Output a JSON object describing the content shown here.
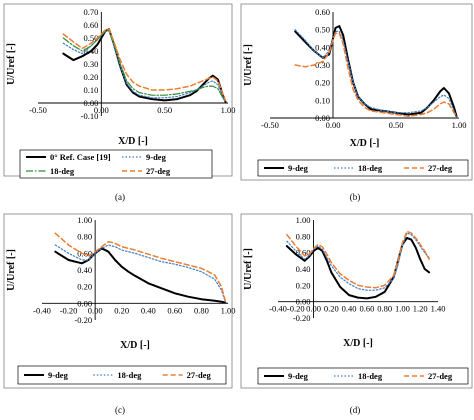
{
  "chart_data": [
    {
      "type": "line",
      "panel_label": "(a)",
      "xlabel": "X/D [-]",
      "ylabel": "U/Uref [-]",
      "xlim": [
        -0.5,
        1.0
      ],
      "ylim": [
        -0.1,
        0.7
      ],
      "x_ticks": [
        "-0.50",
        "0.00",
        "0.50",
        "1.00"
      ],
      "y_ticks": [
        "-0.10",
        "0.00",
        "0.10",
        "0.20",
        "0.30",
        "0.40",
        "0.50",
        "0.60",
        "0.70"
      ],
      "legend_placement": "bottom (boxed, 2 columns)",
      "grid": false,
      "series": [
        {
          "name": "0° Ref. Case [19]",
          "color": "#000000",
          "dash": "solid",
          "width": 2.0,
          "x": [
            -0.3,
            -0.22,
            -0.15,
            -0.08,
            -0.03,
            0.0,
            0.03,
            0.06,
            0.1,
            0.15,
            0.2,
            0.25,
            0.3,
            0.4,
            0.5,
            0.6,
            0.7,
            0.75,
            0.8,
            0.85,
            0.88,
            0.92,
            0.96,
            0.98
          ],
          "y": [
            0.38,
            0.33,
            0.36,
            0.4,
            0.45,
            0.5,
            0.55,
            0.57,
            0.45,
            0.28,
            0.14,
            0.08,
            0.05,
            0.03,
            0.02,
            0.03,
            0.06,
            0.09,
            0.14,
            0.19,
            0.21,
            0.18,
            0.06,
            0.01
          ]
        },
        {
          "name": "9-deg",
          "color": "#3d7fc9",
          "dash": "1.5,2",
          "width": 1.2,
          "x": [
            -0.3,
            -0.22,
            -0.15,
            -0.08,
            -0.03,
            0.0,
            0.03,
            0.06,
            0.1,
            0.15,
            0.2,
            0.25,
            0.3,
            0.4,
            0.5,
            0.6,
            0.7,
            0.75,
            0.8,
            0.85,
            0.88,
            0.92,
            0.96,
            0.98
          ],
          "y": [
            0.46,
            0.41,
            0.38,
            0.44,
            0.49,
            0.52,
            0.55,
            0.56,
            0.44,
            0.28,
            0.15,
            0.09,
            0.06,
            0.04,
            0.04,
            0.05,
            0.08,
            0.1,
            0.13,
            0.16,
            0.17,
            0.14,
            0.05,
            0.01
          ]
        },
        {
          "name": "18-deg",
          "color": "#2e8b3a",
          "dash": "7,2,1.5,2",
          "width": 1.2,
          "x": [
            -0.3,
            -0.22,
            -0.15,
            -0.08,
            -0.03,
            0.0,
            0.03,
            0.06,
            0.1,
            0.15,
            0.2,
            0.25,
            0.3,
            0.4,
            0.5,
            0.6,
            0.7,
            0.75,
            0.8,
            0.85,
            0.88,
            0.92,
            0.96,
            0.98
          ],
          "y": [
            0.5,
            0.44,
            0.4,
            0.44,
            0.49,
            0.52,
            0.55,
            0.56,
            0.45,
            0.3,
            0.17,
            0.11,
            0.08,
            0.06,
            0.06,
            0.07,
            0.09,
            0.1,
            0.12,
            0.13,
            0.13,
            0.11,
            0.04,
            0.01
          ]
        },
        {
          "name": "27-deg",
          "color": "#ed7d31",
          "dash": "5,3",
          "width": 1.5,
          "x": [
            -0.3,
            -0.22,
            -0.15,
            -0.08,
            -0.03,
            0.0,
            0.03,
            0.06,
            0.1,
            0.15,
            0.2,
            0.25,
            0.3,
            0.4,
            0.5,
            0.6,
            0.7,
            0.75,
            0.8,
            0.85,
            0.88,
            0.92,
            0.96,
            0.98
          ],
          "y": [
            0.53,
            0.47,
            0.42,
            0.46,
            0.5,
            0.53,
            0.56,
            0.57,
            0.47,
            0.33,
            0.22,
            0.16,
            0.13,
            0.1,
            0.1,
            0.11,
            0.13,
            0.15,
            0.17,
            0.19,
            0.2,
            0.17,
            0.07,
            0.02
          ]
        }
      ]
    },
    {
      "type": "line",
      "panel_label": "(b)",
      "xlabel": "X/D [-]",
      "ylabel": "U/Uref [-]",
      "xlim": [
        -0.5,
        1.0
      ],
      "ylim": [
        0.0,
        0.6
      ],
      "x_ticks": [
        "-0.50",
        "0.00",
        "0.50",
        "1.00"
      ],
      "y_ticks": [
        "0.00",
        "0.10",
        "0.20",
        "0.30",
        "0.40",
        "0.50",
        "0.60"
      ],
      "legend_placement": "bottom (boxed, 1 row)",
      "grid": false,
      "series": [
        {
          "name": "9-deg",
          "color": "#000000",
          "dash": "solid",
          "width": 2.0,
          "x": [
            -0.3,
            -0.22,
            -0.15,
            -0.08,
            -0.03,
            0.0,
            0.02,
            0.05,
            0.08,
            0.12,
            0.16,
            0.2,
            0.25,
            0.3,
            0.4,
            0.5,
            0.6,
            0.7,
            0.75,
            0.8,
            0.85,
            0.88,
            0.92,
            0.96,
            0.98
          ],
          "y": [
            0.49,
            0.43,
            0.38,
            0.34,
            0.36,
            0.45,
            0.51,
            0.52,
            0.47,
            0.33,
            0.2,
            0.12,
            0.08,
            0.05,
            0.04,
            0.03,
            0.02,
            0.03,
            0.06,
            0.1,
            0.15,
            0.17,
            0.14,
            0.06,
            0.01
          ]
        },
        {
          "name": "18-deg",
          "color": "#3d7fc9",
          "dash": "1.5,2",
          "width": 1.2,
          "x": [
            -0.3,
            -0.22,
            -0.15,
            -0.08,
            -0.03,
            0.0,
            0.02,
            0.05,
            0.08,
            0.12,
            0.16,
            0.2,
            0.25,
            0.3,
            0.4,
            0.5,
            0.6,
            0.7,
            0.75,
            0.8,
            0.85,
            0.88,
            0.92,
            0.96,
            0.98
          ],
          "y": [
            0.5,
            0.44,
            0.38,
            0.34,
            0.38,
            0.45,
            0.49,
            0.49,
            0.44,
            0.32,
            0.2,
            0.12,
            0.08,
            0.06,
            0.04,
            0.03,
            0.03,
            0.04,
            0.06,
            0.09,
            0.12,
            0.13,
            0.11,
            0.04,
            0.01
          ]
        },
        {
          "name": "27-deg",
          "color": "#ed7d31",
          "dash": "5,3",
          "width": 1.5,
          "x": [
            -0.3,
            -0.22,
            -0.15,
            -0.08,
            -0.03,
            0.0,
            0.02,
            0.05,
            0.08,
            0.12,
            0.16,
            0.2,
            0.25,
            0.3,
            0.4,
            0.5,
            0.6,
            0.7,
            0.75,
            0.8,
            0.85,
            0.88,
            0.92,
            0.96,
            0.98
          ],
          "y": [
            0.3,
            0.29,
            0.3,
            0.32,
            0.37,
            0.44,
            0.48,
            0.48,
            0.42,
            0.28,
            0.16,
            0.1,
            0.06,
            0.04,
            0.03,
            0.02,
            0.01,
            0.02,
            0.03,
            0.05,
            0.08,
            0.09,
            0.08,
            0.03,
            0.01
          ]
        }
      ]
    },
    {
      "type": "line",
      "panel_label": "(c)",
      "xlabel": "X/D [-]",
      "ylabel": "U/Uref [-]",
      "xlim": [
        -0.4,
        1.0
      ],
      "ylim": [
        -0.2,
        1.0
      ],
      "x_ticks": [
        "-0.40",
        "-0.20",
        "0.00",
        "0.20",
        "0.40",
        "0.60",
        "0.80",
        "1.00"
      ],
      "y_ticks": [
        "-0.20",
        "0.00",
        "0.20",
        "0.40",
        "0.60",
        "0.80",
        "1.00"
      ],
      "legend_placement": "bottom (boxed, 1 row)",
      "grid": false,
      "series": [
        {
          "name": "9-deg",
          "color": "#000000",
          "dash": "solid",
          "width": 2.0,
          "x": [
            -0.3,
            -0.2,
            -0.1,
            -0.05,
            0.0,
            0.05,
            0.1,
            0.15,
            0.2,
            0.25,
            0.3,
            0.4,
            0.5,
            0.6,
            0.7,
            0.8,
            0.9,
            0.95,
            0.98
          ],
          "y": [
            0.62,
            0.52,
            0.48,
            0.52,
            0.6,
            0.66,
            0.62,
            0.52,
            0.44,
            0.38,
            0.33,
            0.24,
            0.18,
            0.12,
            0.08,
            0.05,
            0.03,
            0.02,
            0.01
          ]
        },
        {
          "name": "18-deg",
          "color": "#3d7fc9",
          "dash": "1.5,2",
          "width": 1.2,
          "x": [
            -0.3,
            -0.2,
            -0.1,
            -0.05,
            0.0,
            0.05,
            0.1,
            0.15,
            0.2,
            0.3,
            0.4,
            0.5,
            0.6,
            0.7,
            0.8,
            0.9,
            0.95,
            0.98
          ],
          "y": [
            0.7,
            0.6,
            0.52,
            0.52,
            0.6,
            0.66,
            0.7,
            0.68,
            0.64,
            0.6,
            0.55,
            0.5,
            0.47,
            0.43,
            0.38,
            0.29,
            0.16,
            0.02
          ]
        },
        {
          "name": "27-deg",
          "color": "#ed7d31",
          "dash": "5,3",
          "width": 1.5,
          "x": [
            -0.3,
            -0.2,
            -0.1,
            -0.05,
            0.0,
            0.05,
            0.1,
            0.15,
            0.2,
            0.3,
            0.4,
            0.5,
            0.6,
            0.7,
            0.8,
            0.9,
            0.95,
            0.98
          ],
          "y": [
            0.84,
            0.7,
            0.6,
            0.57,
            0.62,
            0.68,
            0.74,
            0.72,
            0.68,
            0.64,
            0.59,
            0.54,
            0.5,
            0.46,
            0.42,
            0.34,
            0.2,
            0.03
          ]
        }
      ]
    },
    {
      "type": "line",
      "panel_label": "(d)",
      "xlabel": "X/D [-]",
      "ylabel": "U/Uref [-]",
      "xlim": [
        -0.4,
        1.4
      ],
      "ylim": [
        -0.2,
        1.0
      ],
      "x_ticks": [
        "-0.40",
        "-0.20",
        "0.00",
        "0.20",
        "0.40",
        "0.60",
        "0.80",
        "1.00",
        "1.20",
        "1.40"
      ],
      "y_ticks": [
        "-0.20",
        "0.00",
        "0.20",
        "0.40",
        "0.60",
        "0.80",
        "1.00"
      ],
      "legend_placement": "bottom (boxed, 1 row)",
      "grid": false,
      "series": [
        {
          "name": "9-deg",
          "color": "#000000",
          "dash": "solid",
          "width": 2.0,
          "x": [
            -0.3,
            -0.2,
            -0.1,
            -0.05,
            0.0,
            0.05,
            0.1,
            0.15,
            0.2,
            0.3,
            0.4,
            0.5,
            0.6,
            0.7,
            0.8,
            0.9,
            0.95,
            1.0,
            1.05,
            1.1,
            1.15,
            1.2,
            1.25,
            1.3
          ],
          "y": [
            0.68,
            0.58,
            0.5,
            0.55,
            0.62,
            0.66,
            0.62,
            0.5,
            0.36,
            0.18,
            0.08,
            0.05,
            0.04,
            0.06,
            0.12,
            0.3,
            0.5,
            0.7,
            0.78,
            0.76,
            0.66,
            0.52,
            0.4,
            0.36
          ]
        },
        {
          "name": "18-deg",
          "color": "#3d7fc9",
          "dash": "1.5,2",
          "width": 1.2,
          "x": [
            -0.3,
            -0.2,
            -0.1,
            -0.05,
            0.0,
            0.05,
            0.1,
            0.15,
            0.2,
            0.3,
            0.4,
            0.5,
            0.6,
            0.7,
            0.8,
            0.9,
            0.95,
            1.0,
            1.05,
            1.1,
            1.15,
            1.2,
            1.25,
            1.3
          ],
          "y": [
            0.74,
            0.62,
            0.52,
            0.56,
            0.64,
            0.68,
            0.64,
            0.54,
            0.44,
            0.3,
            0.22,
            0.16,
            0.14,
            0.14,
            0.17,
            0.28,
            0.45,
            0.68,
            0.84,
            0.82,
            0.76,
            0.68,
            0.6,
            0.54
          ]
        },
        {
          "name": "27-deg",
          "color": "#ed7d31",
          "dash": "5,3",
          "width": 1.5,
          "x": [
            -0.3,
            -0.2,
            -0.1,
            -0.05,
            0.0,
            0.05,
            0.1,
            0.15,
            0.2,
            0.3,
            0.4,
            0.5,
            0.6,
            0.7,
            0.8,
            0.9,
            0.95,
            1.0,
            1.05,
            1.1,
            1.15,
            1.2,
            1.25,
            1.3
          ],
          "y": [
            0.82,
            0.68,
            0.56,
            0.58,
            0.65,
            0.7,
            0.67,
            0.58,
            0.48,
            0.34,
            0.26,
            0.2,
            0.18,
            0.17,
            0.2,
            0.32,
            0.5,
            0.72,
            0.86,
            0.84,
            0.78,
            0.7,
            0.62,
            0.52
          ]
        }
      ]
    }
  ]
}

...

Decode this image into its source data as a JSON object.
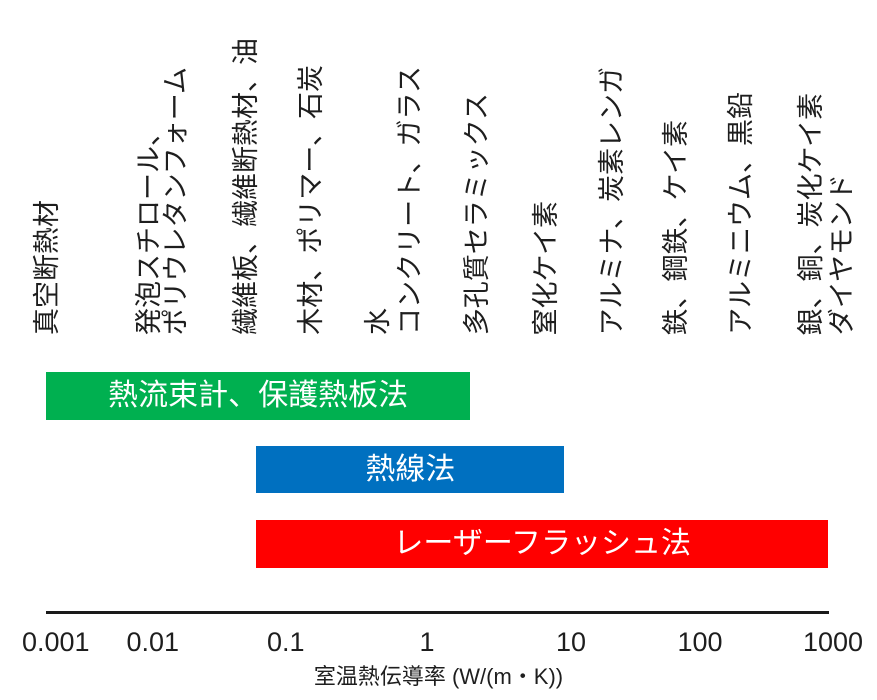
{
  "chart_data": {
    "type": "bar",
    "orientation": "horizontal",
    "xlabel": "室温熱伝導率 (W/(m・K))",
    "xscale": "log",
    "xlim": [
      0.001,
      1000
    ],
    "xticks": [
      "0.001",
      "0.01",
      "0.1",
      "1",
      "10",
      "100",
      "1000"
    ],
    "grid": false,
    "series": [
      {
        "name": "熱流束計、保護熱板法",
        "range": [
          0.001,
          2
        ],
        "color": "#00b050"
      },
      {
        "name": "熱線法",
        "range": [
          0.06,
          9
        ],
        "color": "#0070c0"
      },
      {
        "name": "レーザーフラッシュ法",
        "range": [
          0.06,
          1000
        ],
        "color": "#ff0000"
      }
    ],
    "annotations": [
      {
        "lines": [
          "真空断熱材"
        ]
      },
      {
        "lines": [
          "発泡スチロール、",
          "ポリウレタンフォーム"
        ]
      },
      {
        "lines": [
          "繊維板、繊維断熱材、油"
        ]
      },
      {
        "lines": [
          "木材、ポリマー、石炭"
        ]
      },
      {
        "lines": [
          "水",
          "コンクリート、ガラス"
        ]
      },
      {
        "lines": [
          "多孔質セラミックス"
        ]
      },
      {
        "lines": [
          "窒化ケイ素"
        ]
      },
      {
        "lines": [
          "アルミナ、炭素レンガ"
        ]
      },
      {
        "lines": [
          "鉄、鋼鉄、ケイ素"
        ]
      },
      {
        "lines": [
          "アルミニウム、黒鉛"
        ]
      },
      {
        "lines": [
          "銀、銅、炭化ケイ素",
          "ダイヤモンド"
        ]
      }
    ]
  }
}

==

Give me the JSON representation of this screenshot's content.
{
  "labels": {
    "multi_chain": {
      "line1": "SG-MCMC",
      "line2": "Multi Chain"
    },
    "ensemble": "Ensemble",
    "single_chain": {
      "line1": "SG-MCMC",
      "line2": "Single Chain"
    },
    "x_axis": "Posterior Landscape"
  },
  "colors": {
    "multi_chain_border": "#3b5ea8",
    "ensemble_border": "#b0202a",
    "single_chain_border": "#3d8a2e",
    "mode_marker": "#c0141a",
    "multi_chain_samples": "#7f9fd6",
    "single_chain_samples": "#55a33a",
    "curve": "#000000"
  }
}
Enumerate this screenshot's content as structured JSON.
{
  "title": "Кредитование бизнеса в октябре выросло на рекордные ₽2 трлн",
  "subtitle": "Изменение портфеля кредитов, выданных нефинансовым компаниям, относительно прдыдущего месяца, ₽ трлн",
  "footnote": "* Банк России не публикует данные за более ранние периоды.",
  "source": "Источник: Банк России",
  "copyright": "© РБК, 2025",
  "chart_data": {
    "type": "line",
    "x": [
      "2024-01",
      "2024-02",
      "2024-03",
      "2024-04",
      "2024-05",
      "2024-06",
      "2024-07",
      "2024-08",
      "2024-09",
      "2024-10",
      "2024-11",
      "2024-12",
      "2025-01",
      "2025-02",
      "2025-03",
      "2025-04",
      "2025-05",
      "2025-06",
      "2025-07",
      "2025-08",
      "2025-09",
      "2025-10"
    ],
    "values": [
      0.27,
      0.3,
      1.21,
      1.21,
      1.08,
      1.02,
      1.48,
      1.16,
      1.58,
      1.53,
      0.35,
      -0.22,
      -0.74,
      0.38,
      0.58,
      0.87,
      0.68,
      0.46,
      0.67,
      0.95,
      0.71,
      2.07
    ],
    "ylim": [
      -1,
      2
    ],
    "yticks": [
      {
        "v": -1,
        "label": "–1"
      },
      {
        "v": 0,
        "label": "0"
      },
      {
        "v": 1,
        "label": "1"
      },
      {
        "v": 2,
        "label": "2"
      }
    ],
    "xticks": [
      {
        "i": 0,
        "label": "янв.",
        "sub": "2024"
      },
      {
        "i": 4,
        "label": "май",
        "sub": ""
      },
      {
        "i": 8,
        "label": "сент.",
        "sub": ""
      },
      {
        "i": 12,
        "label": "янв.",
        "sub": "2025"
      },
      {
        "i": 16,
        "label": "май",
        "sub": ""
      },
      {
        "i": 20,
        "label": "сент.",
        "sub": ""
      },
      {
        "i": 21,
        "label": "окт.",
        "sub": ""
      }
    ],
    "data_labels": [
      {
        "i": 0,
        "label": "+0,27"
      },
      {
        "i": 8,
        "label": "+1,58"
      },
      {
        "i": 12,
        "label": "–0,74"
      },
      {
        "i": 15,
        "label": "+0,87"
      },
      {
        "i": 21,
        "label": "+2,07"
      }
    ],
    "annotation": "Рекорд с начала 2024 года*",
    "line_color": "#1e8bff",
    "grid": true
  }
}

[What you are asked to do] Copy each line from the data above that includes "this".

[Reply]
Decode this image into its source data as a JSON object.
Give me the JSON representation of this screenshot's content.
Enumerate this screenshot's content as structured JSON.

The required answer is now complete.